[Dataset listings of figures]
┌────────

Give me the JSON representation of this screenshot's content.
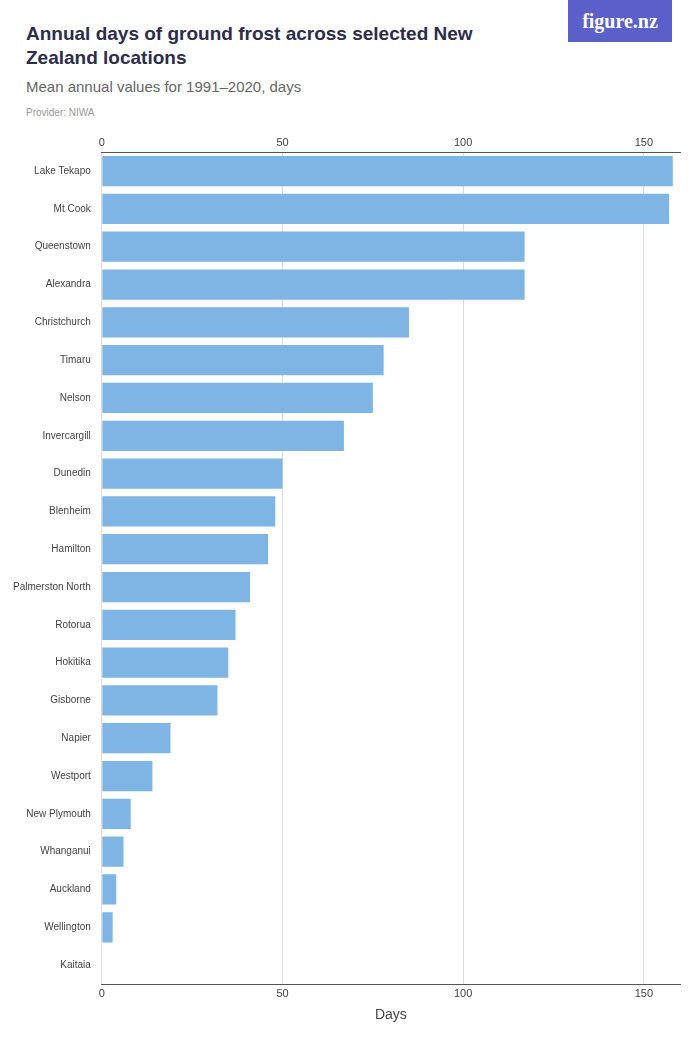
{
  "chart_data": {
    "type": "bar",
    "orientation": "horizontal",
    "title": "Annual days of ground frost across selected New Zealand locations",
    "subtitle": "Mean annual values for 1991–2020, days",
    "source": "Provider: NIWA",
    "logo": "figure.nz",
    "x_label": "Days",
    "categories": [
      "Lake Tekapo",
      "Mt Cook",
      "Queenstown",
      "Alexandra",
      "Christchurch",
      "Timaru",
      "Nelson",
      "Invercargill",
      "Dunedin",
      "Blenheim",
      "Hamilton",
      "Palmerston North",
      "Rotorua",
      "Hokitika",
      "Gisborne",
      "Napier",
      "Westport",
      "New Plymouth",
      "Whanganui",
      "Auckland",
      "Wellington",
      "Kaitaia"
    ],
    "values": [
      158,
      157,
      117,
      117,
      85,
      78,
      75,
      67,
      50,
      48,
      46,
      41,
      37,
      35,
      32,
      19,
      14,
      8,
      6,
      4,
      3,
      0
    ],
    "color": "#7eb5e4",
    "xlim": [
      0,
      160
    ],
    "xticks": [
      0,
      50,
      100,
      150
    ],
    "grid": true
  }
}
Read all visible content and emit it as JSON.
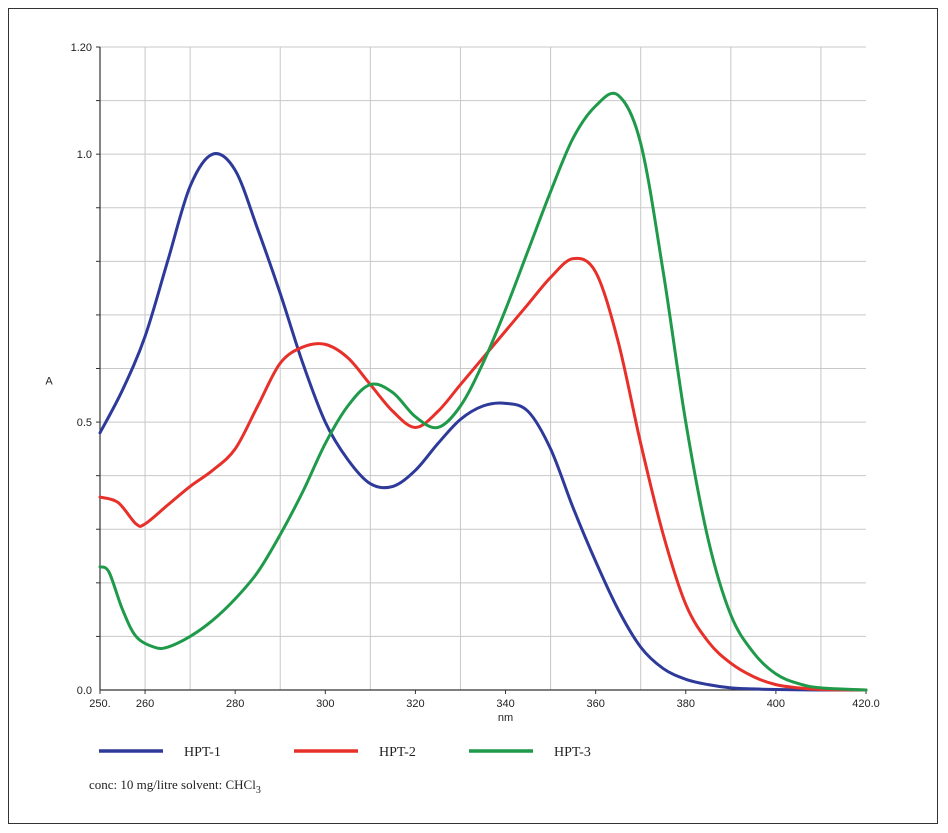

└────────

**Problem**: Copy out the data above exactly, except the pictures.

**Exercise result**:
Give me the JSON representation of this screenshot's content.
{
  "chart_data": {
    "type": "bar",
    "orientation": "horizontal",
    "title": "Annual days of ground frost across selected New Zealand locations",
    "subtitle": "Mean annual values for 1991–2020, days",
    "source": "Provider: NIWA",
    "logo": "figure.nz",
    "x_label": "Days",
    "categories": [
      "Lake Tekapo",
      "Mt Cook",
      "Queenstown",
      "Alexandra",
      "Christchurch",
      "Timaru",
      "Nelson",
      "Invercargill",
      "Dunedin",
      "Blenheim",
      "Hamilton",
      "Palmerston North",
      "Rotorua",
      "Hokitika",
      "Gisborne",
      "Napier",
      "Westport",
      "New Plymouth",
      "Whanganui",
      "Auckland",
      "Wellington",
      "Kaitaia"
    ],
    "values": [
      158,
      157,
      117,
      117,
      85,
      78,
      75,
      67,
      50,
      48,
      46,
      41,
      37,
      35,
      32,
      19,
      14,
      8,
      6,
      4,
      3,
      0
    ],
    "color": "#7eb5e4",
    "xlim": [
      0,
      160
    ],
    "xticks": [
      0,
      50,
      100,
      150
    ],
    "grid": true
  }
}
Read all visible content and emit it as JSON.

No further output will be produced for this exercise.